▸ Listed entries
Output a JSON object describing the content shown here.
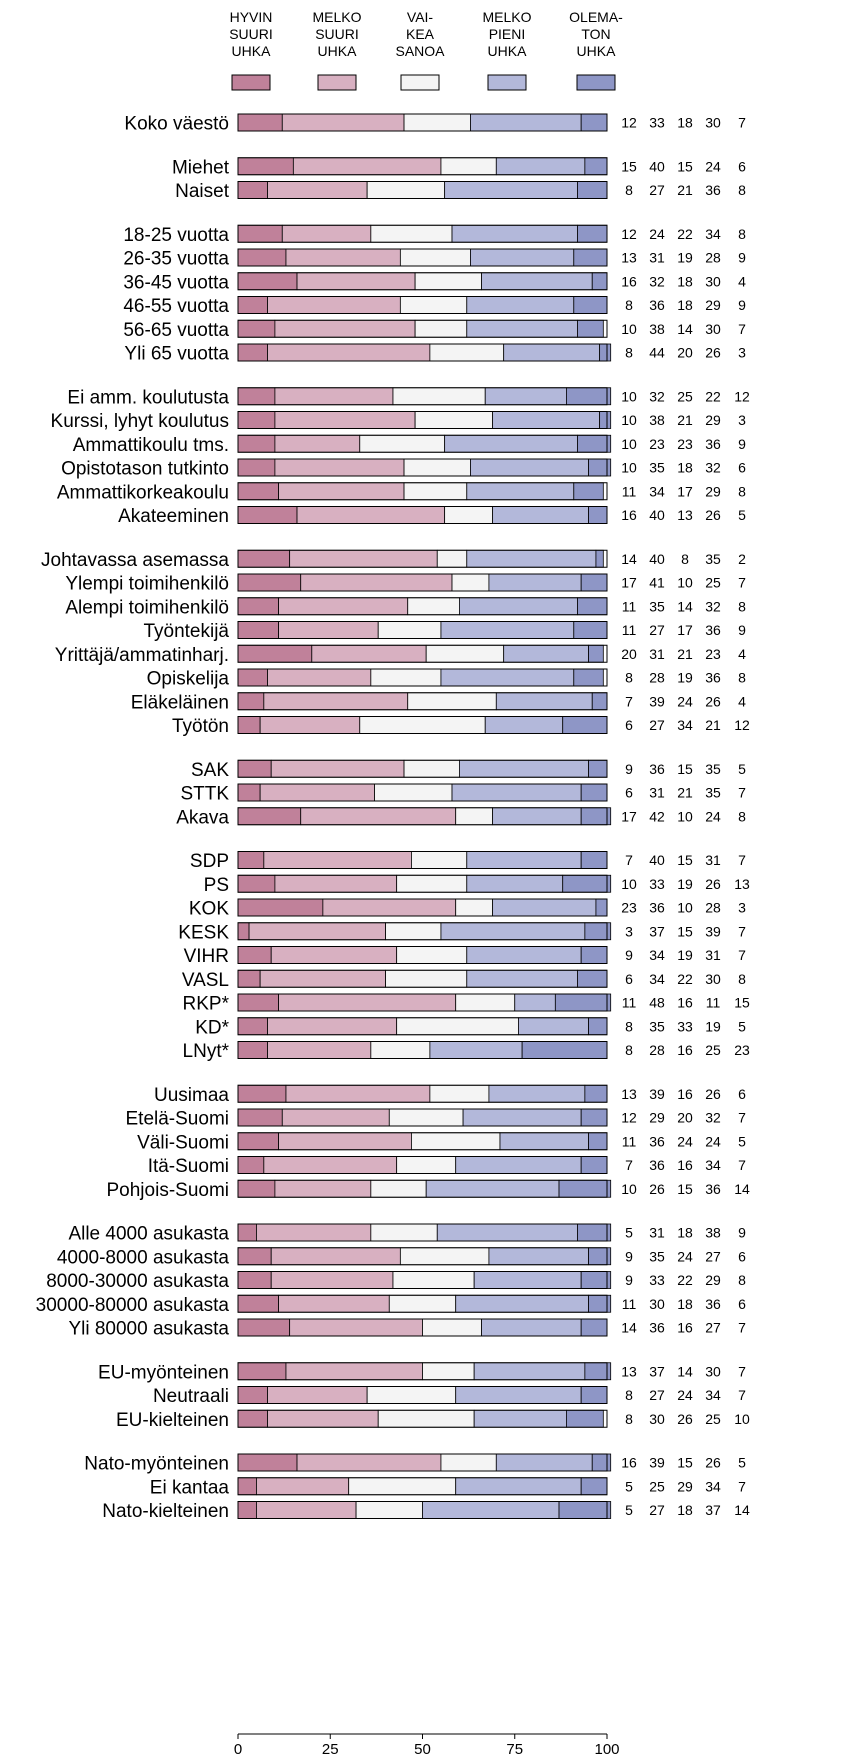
{
  "chart_data": {
    "type": "bar",
    "stacked": true,
    "orientation": "horizontal",
    "xlim": [
      0,
      100
    ],
    "x_ticks": [
      "0",
      "25",
      "50",
      "75",
      "100"
    ],
    "legend_position": "top",
    "series": [
      {
        "name": [
          "HYVIN",
          "SUURI",
          "UHKA"
        ],
        "color": "#c0819a"
      },
      {
        "name": [
          "MELKO",
          "SUURI",
          "UHKA"
        ],
        "color": "#d8b0c1"
      },
      {
        "name": [
          "VAI-",
          "KEA",
          "SANOA"
        ],
        "color": "#f4f4f4"
      },
      {
        "name": [
          "MELKO",
          "PIENI",
          "UHKA"
        ],
        "color": "#b3b8da"
      },
      {
        "name": [
          "OLEMA-",
          "TON",
          "UHKA"
        ],
        "color": "#8e96c6"
      }
    ],
    "groups": [
      {
        "rows": [
          {
            "label": "Koko väestö",
            "values": [
              12,
              33,
              18,
              30,
              7
            ]
          }
        ]
      },
      {
        "rows": [
          {
            "label": "Miehet",
            "values": [
              15,
              40,
              15,
              24,
              6
            ]
          },
          {
            "label": "Naiset",
            "values": [
              8,
              27,
              21,
              36,
              8
            ]
          }
        ]
      },
      {
        "rows": [
          {
            "label": "18-25 vuotta",
            "values": [
              12,
              24,
              22,
              34,
              8
            ]
          },
          {
            "label": "26-35 vuotta",
            "values": [
              13,
              31,
              19,
              28,
              9
            ]
          },
          {
            "label": "36-45 vuotta",
            "values": [
              16,
              32,
              18,
              30,
              4
            ]
          },
          {
            "label": "46-55 vuotta",
            "values": [
              8,
              36,
              18,
              29,
              9
            ]
          },
          {
            "label": "56-65 vuotta",
            "values": [
              10,
              38,
              14,
              30,
              7
            ]
          },
          {
            "label": "Yli 65 vuotta",
            "values": [
              8,
              44,
              20,
              26,
              3
            ]
          }
        ]
      },
      {
        "rows": [
          {
            "label": "Ei amm. koulutusta",
            "values": [
              10,
              32,
              25,
              22,
              12
            ]
          },
          {
            "label": "Kurssi, lyhyt koulutus",
            "values": [
              10,
              38,
              21,
              29,
              3
            ]
          },
          {
            "label": "Ammattikoulu tms.",
            "values": [
              10,
              23,
              23,
              36,
              9
            ]
          },
          {
            "label": "Opistotason tutkinto",
            "values": [
              10,
              35,
              18,
              32,
              6
            ]
          },
          {
            "label": "Ammattikorkeakoulu",
            "values": [
              11,
              34,
              17,
              29,
              8
            ]
          },
          {
            "label": "Akateeminen",
            "values": [
              16,
              40,
              13,
              26,
              5
            ]
          }
        ]
      },
      {
        "rows": [
          {
            "label": "Johtavassa asemassa",
            "values": [
              14,
              40,
              8,
              35,
              2
            ]
          },
          {
            "label": "Ylempi toimihenkilö",
            "values": [
              17,
              41,
              10,
              25,
              7
            ]
          },
          {
            "label": "Alempi toimihenkilö",
            "values": [
              11,
              35,
              14,
              32,
              8
            ]
          },
          {
            "label": "Työntekijä",
            "values": [
              11,
              27,
              17,
              36,
              9
            ]
          },
          {
            "label": "Yrittäjä/ammatinharj.",
            "values": [
              20,
              31,
              21,
              23,
              4
            ]
          },
          {
            "label": "Opiskelija",
            "values": [
              8,
              28,
              19,
              36,
              8
            ]
          },
          {
            "label": "Eläkeläinen",
            "values": [
              7,
              39,
              24,
              26,
              4
            ]
          },
          {
            "label": "Työtön",
            "values": [
              6,
              27,
              34,
              21,
              12
            ]
          }
        ]
      },
      {
        "rows": [
          {
            "label": "SAK",
            "values": [
              9,
              36,
              15,
              35,
              5
            ]
          },
          {
            "label": "STTK",
            "values": [
              6,
              31,
              21,
              35,
              7
            ]
          },
          {
            "label": "Akava",
            "values": [
              17,
              42,
              10,
              24,
              8
            ]
          }
        ]
      },
      {
        "rows": [
          {
            "label": "SDP",
            "values": [
              7,
              40,
              15,
              31,
              7
            ]
          },
          {
            "label": "PS",
            "values": [
              10,
              33,
              19,
              26,
              13
            ]
          },
          {
            "label": "KOK",
            "values": [
              23,
              36,
              10,
              28,
              3
            ]
          },
          {
            "label": "KESK",
            "values": [
              3,
              37,
              15,
              39,
              7
            ]
          },
          {
            "label": "VIHR",
            "values": [
              9,
              34,
              19,
              31,
              7
            ]
          },
          {
            "label": "VASL",
            "values": [
              6,
              34,
              22,
              30,
              8
            ]
          },
          {
            "label": "RKP*",
            "values": [
              11,
              48,
              16,
              11,
              15
            ]
          },
          {
            "label": "KD*",
            "values": [
              8,
              35,
              33,
              19,
              5
            ]
          },
          {
            "label": "LNyt*",
            "values": [
              8,
              28,
              16,
              25,
              23
            ]
          }
        ]
      },
      {
        "rows": [
          {
            "label": "Uusimaa",
            "values": [
              13,
              39,
              16,
              26,
              6
            ]
          },
          {
            "label": "Etelä-Suomi",
            "values": [
              12,
              29,
              20,
              32,
              7
            ]
          },
          {
            "label": "Väli-Suomi",
            "values": [
              11,
              36,
              24,
              24,
              5
            ]
          },
          {
            "label": "Itä-Suomi",
            "values": [
              7,
              36,
              16,
              34,
              7
            ]
          },
          {
            "label": "Pohjois-Suomi",
            "values": [
              10,
              26,
              15,
              36,
              14
            ]
          }
        ]
      },
      {
        "rows": [
          {
            "label": "Alle 4000 asukasta",
            "values": [
              5,
              31,
              18,
              38,
              9
            ]
          },
          {
            "label": "4000-8000 asukasta",
            "values": [
              9,
              35,
              24,
              27,
              6
            ]
          },
          {
            "label": "8000-30000 asukasta",
            "values": [
              9,
              33,
              22,
              29,
              8
            ]
          },
          {
            "label": "30000-80000 asukasta",
            "values": [
              11,
              30,
              18,
              36,
              6
            ]
          },
          {
            "label": "Yli 80000 asukasta",
            "values": [
              14,
              36,
              16,
              27,
              7
            ]
          }
        ]
      },
      {
        "rows": [
          {
            "label": "EU-myönteinen",
            "values": [
              13,
              37,
              14,
              30,
              7
            ]
          },
          {
            "label": "Neutraali",
            "values": [
              8,
              27,
              24,
              34,
              7
            ]
          },
          {
            "label": "EU-kielteinen",
            "values": [
              8,
              30,
              26,
              25,
              10
            ]
          }
        ]
      },
      {
        "rows": [
          {
            "label": "Nato-myönteinen",
            "values": [
              16,
              39,
              15,
              26,
              5
            ]
          },
          {
            "label": "Ei kantaa",
            "values": [
              5,
              25,
              29,
              34,
              7
            ]
          },
          {
            "label": "Nato-kielteinen",
            "values": [
              5,
              27,
              18,
              37,
              14
            ]
          }
        ]
      }
    ]
  }
}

▸ Task details
Leave images out of the retyped records; keep all else exact.

▸ Final result
Output a JSON object describing the content shown here.
{
  "chart_data": {
    "type": "bar",
    "stacked": true,
    "orientation": "horizontal",
    "xlim": [
      0,
      100
    ],
    "x_ticks": [
      "0",
      "25",
      "50",
      "75",
      "100"
    ],
    "legend_position": "top",
    "series": [
      {
        "name": [
          "HYVIN",
          "SUURI",
          "UHKA"
        ],
        "color": "#c0819a"
      },
      {
        "name": [
          "MELKO",
          "SUURI",
          "UHKA"
        ],
        "color": "#d8b0c1"
      },
      {
        "name": [
          "VAI-",
          "KEA",
          "SANOA"
        ],
        "color": "#f4f4f4"
      },
      {
        "name": [
          "MELKO",
          "PIENI",
          "UHKA"
        ],
        "color": "#b3b8da"
      },
      {
        "name": [
          "OLEMA-",
          "TON",
          "UHKA"
        ],
        "color": "#8e96c6"
      }
    ],
    "groups": [
      {
        "rows": [
          {
            "label": "Koko väestö",
            "values": [
              12,
              33,
              18,
              30,
              7
            ]
          }
        ]
      },
      {
        "rows": [
          {
            "label": "Miehet",
            "values": [
              15,
              40,
              15,
              24,
              6
            ]
          },
          {
            "label": "Naiset",
            "values": [
              8,
              27,
              21,
              36,
              8
            ]
          }
        ]
      },
      {
        "rows": [
          {
            "label": "18-25 vuotta",
            "values": [
              12,
              24,
              22,
              34,
              8
            ]
          },
          {
            "label": "26-35 vuotta",
            "values": [
              13,
              31,
              19,
              28,
              9
            ]
          },
          {
            "label": "36-45 vuotta",
            "values": [
              16,
              32,
              18,
              30,
              4
            ]
          },
          {
            "label": "46-55 vuotta",
            "values": [
              8,
              36,
              18,
              29,
              9
            ]
          },
          {
            "label": "56-65 vuotta",
            "values": [
              10,
              38,
              14,
              30,
              7
            ]
          },
          {
            "label": "Yli 65 vuotta",
            "values": [
              8,
              44,
              20,
              26,
              3
            ]
          }
        ]
      },
      {
        "rows": [
          {
            "label": "Ei amm. koulutusta",
            "values": [
              10,
              32,
              25,
              22,
              12
            ]
          },
          {
            "label": "Kurssi, lyhyt koulutus",
            "values": [
              10,
              38,
              21,
              29,
              3
            ]
          },
          {
            "label": "Ammattikoulu tms.",
            "values": [
              10,
              23,
              23,
              36,
              9
            ]
          },
          {
            "label": "Opistotason tutkinto",
            "values": [
              10,
              35,
              18,
              32,
              6
            ]
          },
          {
            "label": "Ammattikorkeakoulu",
            "values": [
              11,
              34,
              17,
              29,
              8
            ]
          },
          {
            "label": "Akateeminen",
            "values": [
              16,
              40,
              13,
              26,
              5
            ]
          }
        ]
      },
      {
        "rows": [
          {
            "label": "Johtavassa asemassa",
            "values": [
              14,
              40,
              8,
              35,
              2
            ]
          },
          {
            "label": "Ylempi toimihenkilö",
            "values": [
              17,
              41,
              10,
              25,
              7
            ]
          },
          {
            "label": "Alempi toimihenkilö",
            "values": [
              11,
              35,
              14,
              32,
              8
            ]
          },
          {
            "label": "Työntekijä",
            "values": [
              11,
              27,
              17,
              36,
              9
            ]
          },
          {
            "label": "Yrittäjä/ammatinharj.",
            "values": [
              20,
              31,
              21,
              23,
              4
            ]
          },
          {
            "label": "Opiskelija",
            "values": [
              8,
              28,
              19,
              36,
              8
            ]
          },
          {
            "label": "Eläkeläinen",
            "values": [
              7,
              39,
              24,
              26,
              4
            ]
          },
          {
            "label": "Työtön",
            "values": [
              6,
              27,
              34,
              21,
              12
            ]
          }
        ]
      },
      {
        "rows": [
          {
            "label": "SAK",
            "values": [
              9,
              36,
              15,
              35,
              5
            ]
          },
          {
            "label": "STTK",
            "values": [
              6,
              31,
              21,
              35,
              7
            ]
          },
          {
            "label": "Akava",
            "values": [
              17,
              42,
              10,
              24,
              8
            ]
          }
        ]
      },
      {
        "rows": [
          {
            "label": "SDP",
            "values": [
              7,
              40,
              15,
              31,
              7
            ]
          },
          {
            "label": "PS",
            "values": [
              10,
              33,
              19,
              26,
              13
            ]
          },
          {
            "label": "KOK",
            "values": [
              23,
              36,
              10,
              28,
              3
            ]
          },
          {
            "label": "KESK",
            "values": [
              3,
              37,
              15,
              39,
              7
            ]
          },
          {
            "label": "VIHR",
            "values": [
              9,
              34,
              19,
              31,
              7
            ]
          },
          {
            "label": "VASL",
            "values": [
              6,
              34,
              22,
              30,
              8
            ]
          },
          {
            "label": "RKP*",
            "values": [
              11,
              48,
              16,
              11,
              15
            ]
          },
          {
            "label": "KD*",
            "values": [
              8,
              35,
              33,
              19,
              5
            ]
          },
          {
            "label": "LNyt*",
            "values": [
              8,
              28,
              16,
              25,
              23
            ]
          }
        ]
      },
      {
        "rows": [
          {
            "label": "Uusimaa",
            "values": [
              13,
              39,
              16,
              26,
              6
            ]
          },
          {
            "label": "Etelä-Suomi",
            "values": [
              12,
              29,
              20,
              32,
              7
            ]
          },
          {
            "label": "Väli-Suomi",
            "values": [
              11,
              36,
              24,
              24,
              5
            ]
          },
          {
            "label": "Itä-Suomi",
            "values": [
              7,
              36,
              16,
              34,
              7
            ]
          },
          {
            "label": "Pohjois-Suomi",
            "values": [
              10,
              26,
              15,
              36,
              14
            ]
          }
        ]
      },
      {
        "rows": [
          {
            "label": "Alle 4000 asukasta",
            "values": [
              5,
              31,
              18,
              38,
              9
            ]
          },
          {
            "label": "4000-8000 asukasta",
            "values": [
              9,
              35,
              24,
              27,
              6
            ]
          },
          {
            "label": "8000-30000 asukasta",
            "values": [
              9,
              33,
              22,
              29,
              8
            ]
          },
          {
            "label": "30000-80000 asukasta",
            "values": [
              11,
              30,
              18,
              36,
              6
            ]
          },
          {
            "label": "Yli 80000 asukasta",
            "values": [
              14,
              36,
              16,
              27,
              7
            ]
          }
        ]
      },
      {
        "rows": [
          {
            "label": "EU-myönteinen",
            "values": [
              13,
              37,
              14,
              30,
              7
            ]
          },
          {
            "label": "Neutraali",
            "values": [
              8,
              27,
              24,
              34,
              7
            ]
          },
          {
            "label": "EU-kielteinen",
            "values": [
              8,
              30,
              26,
              25,
              10
            ]
          }
        ]
      },
      {
        "rows": [
          {
            "label": "Nato-myönteinen",
            "values": [
              16,
              39,
              15,
              26,
              5
            ]
          },
          {
            "label": "Ei kantaa",
            "values": [
              5,
              25,
              29,
              34,
              7
            ]
          },
          {
            "label": "Nato-kielteinen",
            "values": [
              5,
              27,
              18,
              37,
              14
            ]
          }
        ]
      }
    ]
  }
}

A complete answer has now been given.